• **Problem statement**: Please render the lines of every item below as a numbered list, skipping blank lines and leaving the pictures out of your answer.

* BEGIN Data provided *

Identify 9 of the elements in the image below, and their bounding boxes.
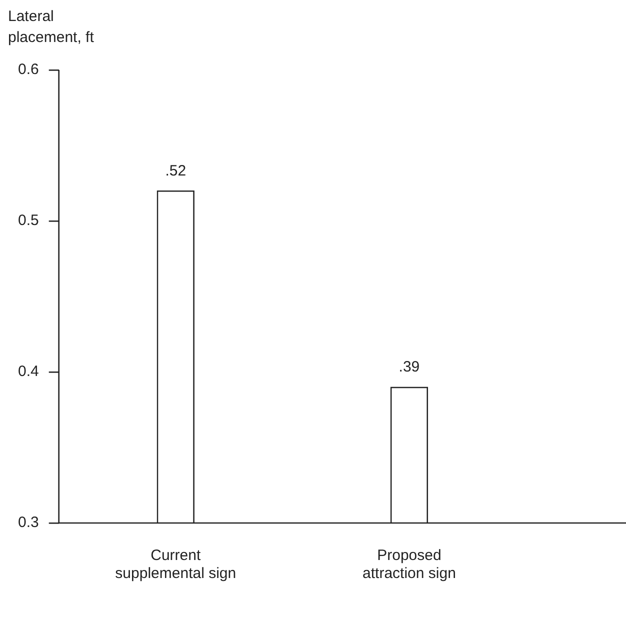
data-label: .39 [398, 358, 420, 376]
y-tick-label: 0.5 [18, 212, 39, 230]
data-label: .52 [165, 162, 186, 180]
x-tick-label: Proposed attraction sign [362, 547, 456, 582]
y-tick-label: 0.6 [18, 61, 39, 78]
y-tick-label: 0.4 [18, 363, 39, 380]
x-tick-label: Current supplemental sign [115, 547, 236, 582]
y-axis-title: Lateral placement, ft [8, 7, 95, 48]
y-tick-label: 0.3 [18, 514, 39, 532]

* END Data provided *

• **Answer to this problem**:
1. Identify 9 of the elements in the image below, and their bounding boxes.
2. data-label: .39 [398, 358, 420, 376]
3. y-tick-label: 0.5 [18, 212, 39, 230]
4. data-label: .52 [165, 162, 186, 180]
5. x-tick-label: Proposed attraction sign [362, 547, 456, 582]
6. y-tick-label: 0.6 [18, 61, 39, 78]
7. y-tick-label: 0.4 [18, 363, 39, 380]
8. x-tick-label: Current supplemental sign [115, 547, 236, 582]
9. y-axis-title: Lateral placement, ft [8, 7, 95, 48]
10. y-tick-label: 0.3 [18, 514, 39, 532]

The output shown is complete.